**WHAT TO PRODUCE**. All of the material below is to be retyped exactly.

"""

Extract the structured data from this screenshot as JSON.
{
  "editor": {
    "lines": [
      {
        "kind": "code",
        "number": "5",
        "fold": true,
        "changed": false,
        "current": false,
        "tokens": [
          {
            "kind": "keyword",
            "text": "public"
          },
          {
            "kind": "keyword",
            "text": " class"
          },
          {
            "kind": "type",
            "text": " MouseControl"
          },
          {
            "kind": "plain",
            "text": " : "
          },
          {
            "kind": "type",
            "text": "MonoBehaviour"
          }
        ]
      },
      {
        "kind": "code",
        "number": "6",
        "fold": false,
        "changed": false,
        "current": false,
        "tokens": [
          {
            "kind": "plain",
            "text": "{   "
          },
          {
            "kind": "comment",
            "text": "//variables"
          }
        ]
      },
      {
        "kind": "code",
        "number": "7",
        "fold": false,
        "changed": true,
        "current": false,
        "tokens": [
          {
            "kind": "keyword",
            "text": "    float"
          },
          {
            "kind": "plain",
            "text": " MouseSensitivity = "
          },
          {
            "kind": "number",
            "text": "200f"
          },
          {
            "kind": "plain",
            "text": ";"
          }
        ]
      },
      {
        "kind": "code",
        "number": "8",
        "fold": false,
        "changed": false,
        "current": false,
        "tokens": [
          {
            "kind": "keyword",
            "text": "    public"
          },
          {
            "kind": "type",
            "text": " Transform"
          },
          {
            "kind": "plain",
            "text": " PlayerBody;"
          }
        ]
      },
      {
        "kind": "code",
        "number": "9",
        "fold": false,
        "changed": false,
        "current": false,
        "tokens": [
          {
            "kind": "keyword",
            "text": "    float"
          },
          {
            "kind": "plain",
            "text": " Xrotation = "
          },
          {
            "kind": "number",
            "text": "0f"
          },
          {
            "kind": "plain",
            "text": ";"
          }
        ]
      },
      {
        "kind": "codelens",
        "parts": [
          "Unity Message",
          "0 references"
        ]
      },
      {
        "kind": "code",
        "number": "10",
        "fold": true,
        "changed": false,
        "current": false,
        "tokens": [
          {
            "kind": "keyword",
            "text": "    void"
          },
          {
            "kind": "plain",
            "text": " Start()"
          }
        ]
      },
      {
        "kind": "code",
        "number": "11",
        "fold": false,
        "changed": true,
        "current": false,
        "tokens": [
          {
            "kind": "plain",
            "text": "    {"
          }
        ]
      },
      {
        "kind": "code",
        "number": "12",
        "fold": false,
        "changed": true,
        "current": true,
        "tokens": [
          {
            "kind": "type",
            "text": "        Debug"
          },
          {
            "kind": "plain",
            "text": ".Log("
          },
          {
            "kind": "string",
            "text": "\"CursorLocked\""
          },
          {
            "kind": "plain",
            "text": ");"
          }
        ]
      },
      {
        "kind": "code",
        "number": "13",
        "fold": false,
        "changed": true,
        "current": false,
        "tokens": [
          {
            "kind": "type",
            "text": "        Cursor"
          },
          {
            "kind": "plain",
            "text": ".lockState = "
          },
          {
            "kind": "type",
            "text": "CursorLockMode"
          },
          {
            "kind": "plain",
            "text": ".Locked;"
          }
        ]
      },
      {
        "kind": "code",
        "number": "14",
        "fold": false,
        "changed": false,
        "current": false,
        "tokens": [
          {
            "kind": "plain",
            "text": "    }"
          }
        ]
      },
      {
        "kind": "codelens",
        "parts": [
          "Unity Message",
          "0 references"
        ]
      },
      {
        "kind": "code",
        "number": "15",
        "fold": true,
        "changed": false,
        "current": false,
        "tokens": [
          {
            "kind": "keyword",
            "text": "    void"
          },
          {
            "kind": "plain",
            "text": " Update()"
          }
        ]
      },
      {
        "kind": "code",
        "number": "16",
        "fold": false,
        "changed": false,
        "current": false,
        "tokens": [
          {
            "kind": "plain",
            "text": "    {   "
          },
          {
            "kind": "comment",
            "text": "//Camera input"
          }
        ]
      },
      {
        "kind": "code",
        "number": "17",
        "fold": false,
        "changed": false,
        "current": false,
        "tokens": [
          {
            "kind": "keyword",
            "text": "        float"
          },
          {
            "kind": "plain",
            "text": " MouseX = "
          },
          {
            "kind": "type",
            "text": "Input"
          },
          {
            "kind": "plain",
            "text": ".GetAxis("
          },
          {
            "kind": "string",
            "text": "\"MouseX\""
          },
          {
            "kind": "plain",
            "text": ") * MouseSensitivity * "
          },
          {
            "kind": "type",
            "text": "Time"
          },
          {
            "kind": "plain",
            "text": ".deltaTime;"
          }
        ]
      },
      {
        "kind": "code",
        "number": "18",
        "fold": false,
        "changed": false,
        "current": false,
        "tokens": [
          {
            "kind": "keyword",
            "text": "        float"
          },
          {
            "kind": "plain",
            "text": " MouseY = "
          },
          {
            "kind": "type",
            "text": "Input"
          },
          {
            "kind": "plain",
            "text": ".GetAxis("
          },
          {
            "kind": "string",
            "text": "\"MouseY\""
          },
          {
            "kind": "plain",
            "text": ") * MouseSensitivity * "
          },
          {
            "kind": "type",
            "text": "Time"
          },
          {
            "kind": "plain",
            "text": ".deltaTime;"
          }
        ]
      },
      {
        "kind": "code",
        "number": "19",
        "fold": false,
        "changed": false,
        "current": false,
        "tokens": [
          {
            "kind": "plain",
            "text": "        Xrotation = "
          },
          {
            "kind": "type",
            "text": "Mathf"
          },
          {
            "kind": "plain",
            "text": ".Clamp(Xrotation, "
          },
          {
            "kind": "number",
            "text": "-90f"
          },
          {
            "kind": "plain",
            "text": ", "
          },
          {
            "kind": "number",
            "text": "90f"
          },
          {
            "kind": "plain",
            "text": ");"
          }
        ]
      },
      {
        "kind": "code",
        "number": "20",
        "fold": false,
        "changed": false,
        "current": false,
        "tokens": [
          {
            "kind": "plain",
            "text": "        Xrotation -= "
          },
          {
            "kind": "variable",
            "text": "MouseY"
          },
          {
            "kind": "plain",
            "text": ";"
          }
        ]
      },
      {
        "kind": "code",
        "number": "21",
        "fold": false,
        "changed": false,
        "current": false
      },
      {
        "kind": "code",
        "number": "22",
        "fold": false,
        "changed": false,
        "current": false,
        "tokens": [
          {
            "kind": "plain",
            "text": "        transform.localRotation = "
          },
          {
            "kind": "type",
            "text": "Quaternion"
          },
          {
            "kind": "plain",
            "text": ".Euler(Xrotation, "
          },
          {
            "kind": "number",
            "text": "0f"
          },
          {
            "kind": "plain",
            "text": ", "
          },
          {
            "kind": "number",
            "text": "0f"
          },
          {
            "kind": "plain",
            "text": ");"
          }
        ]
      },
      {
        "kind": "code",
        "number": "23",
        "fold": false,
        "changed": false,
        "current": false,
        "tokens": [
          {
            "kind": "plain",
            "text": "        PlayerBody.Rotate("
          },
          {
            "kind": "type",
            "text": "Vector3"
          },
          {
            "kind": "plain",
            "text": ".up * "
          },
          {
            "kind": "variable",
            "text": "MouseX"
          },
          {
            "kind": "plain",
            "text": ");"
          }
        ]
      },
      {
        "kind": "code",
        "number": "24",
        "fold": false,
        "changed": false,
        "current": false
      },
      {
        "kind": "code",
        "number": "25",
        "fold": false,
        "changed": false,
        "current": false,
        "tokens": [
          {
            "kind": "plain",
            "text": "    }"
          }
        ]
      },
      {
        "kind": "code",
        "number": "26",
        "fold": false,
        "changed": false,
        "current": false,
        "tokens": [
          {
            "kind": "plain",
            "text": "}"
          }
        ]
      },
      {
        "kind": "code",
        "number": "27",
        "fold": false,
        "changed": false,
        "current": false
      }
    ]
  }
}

"""

**SOLUTION TO THIS TASK**.
Extract the structured data from this screenshot as JSON.
{
  "editor": {
    "lines": [
      {
        "kind": "code",
        "number": "5",
        "fold": true,
        "changed": false,
        "current": false,
        "tokens": [
          {
            "kind": "keyword",
            "text": "public"
          },
          {
            "kind": "keyword",
            "text": " class"
          },
          {
            "kind": "type",
            "text": " MouseControl"
          },
          {
            "kind": "plain",
            "text": " : "
          },
          {
            "kind": "type",
            "text": "MonoBehaviour"
          }
        ]
      },
      {
        "kind": "code",
        "number": "6",
        "fold": false,
        "changed": false,
        "current": false,
        "tokens": [
          {
            "kind": "plain",
            "text": "{   "
          },
          {
            "kind": "comment",
            "text": "//variables"
          }
        ]
      },
      {
        "kind": "code",
        "number": "7",
        "fold": false,
        "changed": true,
        "current": false,
        "tokens": [
          {
            "kind": "keyword",
            "text": "    float"
          },
          {
            "kind": "plain",
            "text": " MouseSensitivity = "
          },
          {
            "kind": "number",
            "text": "200f"
          },
          {
            "kind": "plain",
            "text": ";"
          }
        ]
      },
      {
        "kind": "code",
        "number": "8",
        "fold": false,
        "changed": false,
        "current": false,
        "tokens": [
          {
            "kind": "keyword",
            "text": "    public"
          },
          {
            "kind": "type",
            "text": " Transform"
          },
          {
            "kind": "plain",
            "text": " PlayerBody;"
          }
        ]
      },
      {
        "kind": "code",
        "number": "9",
        "fold": false,
        "changed": false,
        "current": false,
        "tokens": [
          {
            "kind": "keyword",
            "text": "    float"
          },
          {
            "kind": "plain",
            "text": " Xrotation = "
          },
          {
            "kind": "number",
            "text": "0f"
          },
          {
            "kind": "plain",
            "text": ";"
          }
        ]
      },
      {
        "kind": "codelens",
        "parts": [
          "Unity Message",
          "0 references"
        ]
      },
      {
        "kind": "code",
        "number": "10",
        "fold": true,
        "changed": false,
        "current": false,
        "tokens": [
          {
            "kind": "keyword",
            "text": "    void"
          },
          {
            "kind": "plain",
            "text": " Start()"
          }
        ]
      },
      {
        "kind": "code",
        "number": "11",
        "fold": false,
        "changed": true,
        "current": false,
        "tokens": [
          {
            "kind": "plain",
            "text": "    {"
          }
        ]
      },
      {
        "kind": "code",
        "number": "12",
        "fold": false,
        "changed": true,
        "current": true,
        "tokens": [
          {
            "kind": "type",
            "text": "        Debug"
          },
          {
            "kind": "plain",
            "text": ".Log("
          },
          {
            "kind": "string",
            "text": "\"CursorLocked\""
          },
          {
            "kind": "plain",
            "text": ");"
          }
        ]
      },
      {
        "kind": "code",
        "number": "13",
        "fold": false,
        "changed": true,
        "current": false,
        "tokens": [
          {
            "kind": "type",
            "text": "        Cursor"
          },
          {
            "kind": "plain",
            "text": ".lockState = "
          },
          {
            "kind": "type",
            "text": "CursorLockMode"
          },
          {
            "kind": "plain",
            "text": ".Locked;"
          }
        ]
      },
      {
        "kind": "code",
        "number": "14",
        "fold": false,
        "changed": false,
        "current": false,
        "tokens": [
          {
            "kind": "plain",
            "text": "    }"
          }
        ]
      },
      {
        "kind": "codelens",
        "parts": [
          "Unity Message",
          "0 references"
        ]
      },
      {
        "kind": "code",
        "number": "15",
        "fold": true,
        "changed": false,
        "current": false,
        "tokens": [
          {
            "kind": "keyword",
            "text": "    void"
          },
          {
            "kind": "plain",
            "text": " Update()"
          }
        ]
      },
      {
        "kind": "code",
        "number": "16",
        "fold": false,
        "changed": false,
        "current": false,
        "tokens": [
          {
            "kind": "plain",
            "text": "    {   "
          },
          {
            "kind": "comment",
            "text": "//Camera input"
          }
        ]
      },
      {
        "kind": "code",
        "number": "17",
        "fold": false,
        "changed": false,
        "current": false,
        "tokens": [
          {
            "kind": "keyword",
            "text": "        float"
          },
          {
            "kind": "plain",
            "text": " MouseX = "
          },
          {
            "kind": "type",
            "text": "Input"
          },
          {
            "kind": "plain",
            "text": ".GetAxis("
          },
          {
            "kind": "string",
            "text": "\"MouseX\""
          },
          {
            "kind": "plain",
            "text": ") * MouseSensitivity * "
          },
          {
            "kind": "type",
            "text": "Time"
          },
          {
            "kind": "plain",
            "text": ".deltaTime;"
          }
        ]
      },
      {
        "kind": "code",
        "number": "18",
        "fold": false,
        "changed": false,
        "current": false,
        "tokens": [
          {
            "kind": "keyword",
            "text": "        float"
          },
          {
            "kind": "plain",
            "text": " MouseY = "
          },
          {
            "kind": "type",
            "text": "Input"
          },
          {
            "kind": "plain",
            "text": ".GetAxis("
          },
          {
            "kind": "string",
            "text": "\"MouseY\""
          },
          {
            "kind": "plain",
            "text": ") * MouseSensitivity * "
          },
          {
            "kind": "type",
            "text": "Time"
          },
          {
            "kind": "plain",
            "text": ".deltaTime;"
          }
        ]
      },
      {
        "kind": "code",
        "number": "19",
        "fold": false,
        "changed": false,
        "current": false,
        "tokens": [
          {
            "kind": "plain",
            "text": "        Xrotation = "
          },
          {
            "kind": "type",
            "text": "Mathf"
          },
          {
            "kind": "plain",
            "text": ".Clamp(Xrotation, "
          },
          {
            "kind": "number",
            "text": "-90f"
          },
          {
            "kind": "plain",
            "text": ", "
          },
          {
            "kind": "number",
            "text": "90f"
          },
          {
            "kind": "plain",
            "text": ");"
          }
        ]
      },
      {
        "kind": "code",
        "number": "20",
        "fold": false,
        "changed": false,
        "current": false,
        "tokens": [
          {
            "kind": "plain",
            "text": "        Xrotation -= "
          },
          {
            "kind": "variable",
            "text": "MouseY"
          },
          {
            "kind": "plain",
            "text": ";"
          }
        ]
      },
      {
        "kind": "code",
        "number": "21",
        "fold": false,
        "changed": false,
        "current": false
      },
      {
        "kind": "code",
        "number": "22",
        "fold": false,
        "changed": false,
        "current": false,
        "tokens": [
          {
            "kind": "plain",
            "text": "        transform.localRotation = "
          },
          {
            "kind": "type",
            "text": "Quaternion"
          },
          {
            "kind": "plain",
            "text": ".Euler(Xrotation, "
          },
          {
            "kind": "number",
            "text": "0f"
          },
          {
            "kind": "plain",
            "text": ", "
          },
          {
            "kind": "number",
            "text": "0f"
          },
          {
            "kind": "plain",
            "text": ");"
          }
        ]
      },
      {
        "kind": "code",
        "number": "23",
        "fold": false,
        "changed": false,
        "current": false,
        "tokens": [
          {
            "kind": "plain",
            "text": "        PlayerBody.Rotate("
          },
          {
            "kind": "type",
            "text": "Vector3"
          },
          {
            "kind": "plain",
            "text": ".up * "
          },
          {
            "kind": "variable",
            "text": "MouseX"
          },
          {
            "kind": "plain",
            "text": ");"
          }
        ]
      },
      {
        "kind": "code",
        "number": "24",
        "fold": false,
        "changed": false,
        "current": false
      },
      {
        "kind": "code",
        "number": "25",
        "fold": false,
        "changed": false,
        "current": false,
        "tokens": [
          {
            "kind": "plain",
            "text": "    }"
          }
        ]
      },
      {
        "kind": "code",
        "number": "26",
        "fold": false,
        "changed": false,
        "current": false,
        "tokens": [
          {
            "kind": "plain",
            "text": "}"
          }
        ]
      },
      {
        "kind": "code",
        "number": "27",
        "fold": false,
        "changed": false,
        "current": false
      }
    ]
  }
}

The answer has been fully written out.